══ Source records

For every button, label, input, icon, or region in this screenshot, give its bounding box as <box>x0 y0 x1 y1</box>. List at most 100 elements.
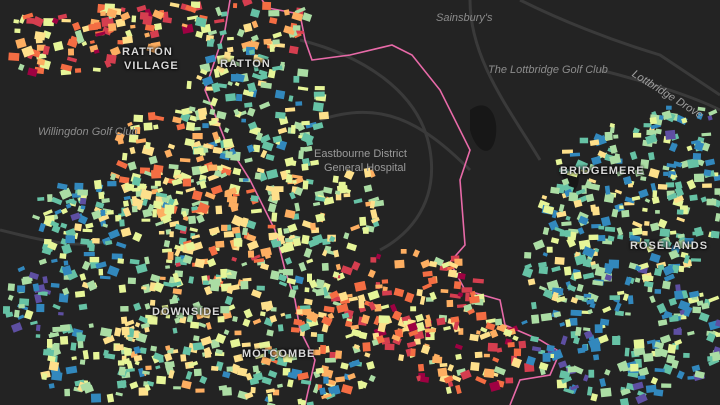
building-footprint <box>378 315 390 324</box>
building-footprint <box>633 346 646 357</box>
building-footprint <box>48 383 55 389</box>
building-footprint <box>657 183 668 190</box>
building-footprint <box>677 300 691 312</box>
building-footprint <box>570 309 582 317</box>
building-footprint <box>250 386 256 394</box>
building-footprint <box>621 209 630 218</box>
building-footprint <box>266 168 279 180</box>
building-footprint <box>642 230 648 236</box>
building-footprint <box>76 36 85 45</box>
building-footprint <box>678 265 685 273</box>
building-footprint <box>161 304 169 311</box>
building-footprint <box>485 322 496 331</box>
building-footprint <box>71 21 81 31</box>
building-footprint <box>538 265 549 275</box>
building-footprint <box>681 117 688 124</box>
building-footprint <box>61 287 70 296</box>
building-footprint <box>163 239 171 248</box>
building-footprint <box>130 124 141 130</box>
building-footprint <box>202 280 210 285</box>
building-footprint <box>36 58 46 66</box>
building-footprint <box>693 141 705 152</box>
building-footprint <box>410 348 416 357</box>
building-footprint <box>47 339 53 348</box>
building-footprint <box>265 185 276 193</box>
building-footprint <box>599 378 607 387</box>
building-footprint <box>422 282 433 291</box>
building-footprint <box>645 244 654 253</box>
building-footprint <box>328 235 336 243</box>
building-footprint <box>58 293 69 303</box>
building-footprint <box>121 326 130 336</box>
building-footprint <box>666 105 672 110</box>
building-footprint <box>164 204 175 214</box>
building-footprint <box>683 254 690 264</box>
building-footprint <box>215 6 223 17</box>
building-footprint <box>83 252 95 257</box>
building-footprint <box>489 329 499 339</box>
building-footprint <box>227 81 233 87</box>
building-footprint <box>715 319 720 328</box>
building-footprint <box>708 109 718 117</box>
building-footprint <box>389 303 398 313</box>
building-footprint <box>646 129 657 136</box>
building-footprint <box>651 196 660 205</box>
building-footprint <box>531 346 542 352</box>
building-footprint <box>212 131 220 141</box>
building-footprint <box>111 253 123 260</box>
building-footprint <box>424 318 432 328</box>
building-footprint <box>95 201 105 209</box>
building-footprint <box>561 376 573 384</box>
building-footprint <box>197 107 208 116</box>
building-footprint <box>353 198 363 204</box>
road <box>519 0 720 97</box>
building-footprint <box>95 261 107 269</box>
building-footprint <box>533 239 545 251</box>
building-footprint <box>542 288 555 300</box>
building-footprint <box>51 224 61 234</box>
building-footprint <box>608 259 620 269</box>
building-footprint <box>687 158 700 169</box>
building-footprint <box>18 303 25 309</box>
building-footprint <box>416 288 423 297</box>
building-footprint <box>663 171 669 176</box>
building-footprint <box>271 212 278 222</box>
building-footprint <box>42 276 48 284</box>
building-footprint <box>223 127 230 134</box>
building-footprint <box>56 182 68 190</box>
building-footprint <box>362 227 369 234</box>
building-footprint <box>226 366 233 372</box>
building-footprint <box>563 387 575 395</box>
building-footprint <box>614 189 623 195</box>
building-footprint <box>301 163 309 171</box>
building-footprint <box>225 151 233 159</box>
building-footprint <box>93 179 103 190</box>
building-footprint <box>604 185 611 195</box>
building-footprint <box>453 281 462 290</box>
building-footprint <box>66 56 78 63</box>
building-footprint <box>225 187 238 197</box>
building-footprint <box>324 245 332 252</box>
building-footprint <box>123 195 131 201</box>
building-footprint <box>223 329 230 336</box>
building-footprint <box>283 227 290 234</box>
building-footprint <box>336 303 349 314</box>
building-footprint <box>179 111 191 123</box>
building-footprint <box>334 350 343 359</box>
building-footprint <box>89 40 95 45</box>
building-footprint <box>321 323 330 333</box>
building-footprint <box>445 386 452 395</box>
building-footprint <box>2 306 10 314</box>
building-footprint <box>496 347 503 353</box>
building-footprint <box>297 86 309 91</box>
building-footprint <box>698 312 710 323</box>
building-footprint <box>686 179 697 190</box>
building-footprint <box>43 18 54 27</box>
building-footprint <box>134 322 141 328</box>
building-footprint <box>196 202 210 215</box>
building-footprint <box>638 367 650 377</box>
building-footprint <box>655 128 662 135</box>
building-footprint <box>165 314 171 319</box>
building-footprint <box>98 268 104 276</box>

════

Task statement: Please copy all of the data above line for line, leaving out any pictures.

Solution to this task:
For every button, label, input, icon, or region in this screenshot, give its bounding box as <box>x0 y0 x1 y1</box>. List at most 100 elements.
building-footprint <box>378 315 390 324</box>
building-footprint <box>633 346 646 357</box>
building-footprint <box>48 383 55 389</box>
building-footprint <box>657 183 668 190</box>
building-footprint <box>677 300 691 312</box>
building-footprint <box>570 309 582 317</box>
building-footprint <box>250 386 256 394</box>
building-footprint <box>621 209 630 218</box>
building-footprint <box>266 168 279 180</box>
building-footprint <box>642 230 648 236</box>
building-footprint <box>76 36 85 45</box>
building-footprint <box>678 265 685 273</box>
building-footprint <box>161 304 169 311</box>
building-footprint <box>485 322 496 331</box>
building-footprint <box>71 21 81 31</box>
building-footprint <box>538 265 549 275</box>
building-footprint <box>681 117 688 124</box>
building-footprint <box>61 287 70 296</box>
building-footprint <box>163 239 171 248</box>
building-footprint <box>130 124 141 130</box>
building-footprint <box>202 280 210 285</box>
building-footprint <box>36 58 46 66</box>
building-footprint <box>693 141 705 152</box>
building-footprint <box>410 348 416 357</box>
building-footprint <box>47 339 53 348</box>
building-footprint <box>265 185 276 193</box>
building-footprint <box>599 378 607 387</box>
building-footprint <box>422 282 433 291</box>
building-footprint <box>645 244 654 253</box>
building-footprint <box>328 235 336 243</box>
building-footprint <box>58 293 69 303</box>
building-footprint <box>121 326 130 336</box>
building-footprint <box>666 105 672 110</box>
building-footprint <box>164 204 175 214</box>
building-footprint <box>683 254 690 264</box>
building-footprint <box>215 6 223 17</box>
building-footprint <box>83 252 95 257</box>
building-footprint <box>489 329 499 339</box>
building-footprint <box>227 81 233 87</box>
building-footprint <box>715 319 720 328</box>
building-footprint <box>708 109 718 117</box>
building-footprint <box>389 303 398 313</box>
building-footprint <box>646 129 657 136</box>
building-footprint <box>651 196 660 205</box>
building-footprint <box>531 346 542 352</box>
building-footprint <box>212 131 220 141</box>
building-footprint <box>111 253 123 260</box>
building-footprint <box>424 318 432 328</box>
building-footprint <box>95 201 105 209</box>
building-footprint <box>561 376 573 384</box>
building-footprint <box>197 107 208 116</box>
building-footprint <box>353 198 363 204</box>
road <box>519 0 720 97</box>
building-footprint <box>95 261 107 269</box>
building-footprint <box>533 239 545 251</box>
building-footprint <box>542 288 555 300</box>
building-footprint <box>51 224 61 234</box>
building-footprint <box>608 259 620 269</box>
building-footprint <box>687 158 700 169</box>
building-footprint <box>18 303 25 309</box>
building-footprint <box>416 288 423 297</box>
building-footprint <box>663 171 669 176</box>
building-footprint <box>271 212 278 222</box>
building-footprint <box>42 276 48 284</box>
building-footprint <box>223 127 230 134</box>
building-footprint <box>56 182 68 190</box>
building-footprint <box>362 227 369 234</box>
building-footprint <box>226 366 233 372</box>
building-footprint <box>563 387 575 395</box>
building-footprint <box>614 189 623 195</box>
building-footprint <box>301 163 309 171</box>
building-footprint <box>225 151 233 159</box>
building-footprint <box>93 179 103 190</box>
building-footprint <box>604 185 611 195</box>
building-footprint <box>453 281 462 290</box>
building-footprint <box>66 56 78 63</box>
building-footprint <box>225 187 238 197</box>
building-footprint <box>324 245 332 252</box>
building-footprint <box>123 195 131 201</box>
building-footprint <box>223 329 230 336</box>
building-footprint <box>283 227 290 234</box>
building-footprint <box>336 303 349 314</box>
building-footprint <box>179 111 191 123</box>
building-footprint <box>334 350 343 359</box>
building-footprint <box>89 40 95 45</box>
building-footprint <box>321 323 330 333</box>
building-footprint <box>445 386 452 395</box>
building-footprint <box>2 306 10 314</box>
building-footprint <box>496 347 503 353</box>
building-footprint <box>297 86 309 91</box>
building-footprint <box>698 312 710 323</box>
building-footprint <box>686 179 697 190</box>
building-footprint <box>43 18 54 27</box>
building-footprint <box>134 322 141 328</box>
building-footprint <box>196 202 210 215</box>
building-footprint <box>638 367 650 377</box>
building-footprint <box>655 128 662 135</box>
building-footprint <box>165 314 171 319</box>
building-footprint <box>98 268 104 276</box>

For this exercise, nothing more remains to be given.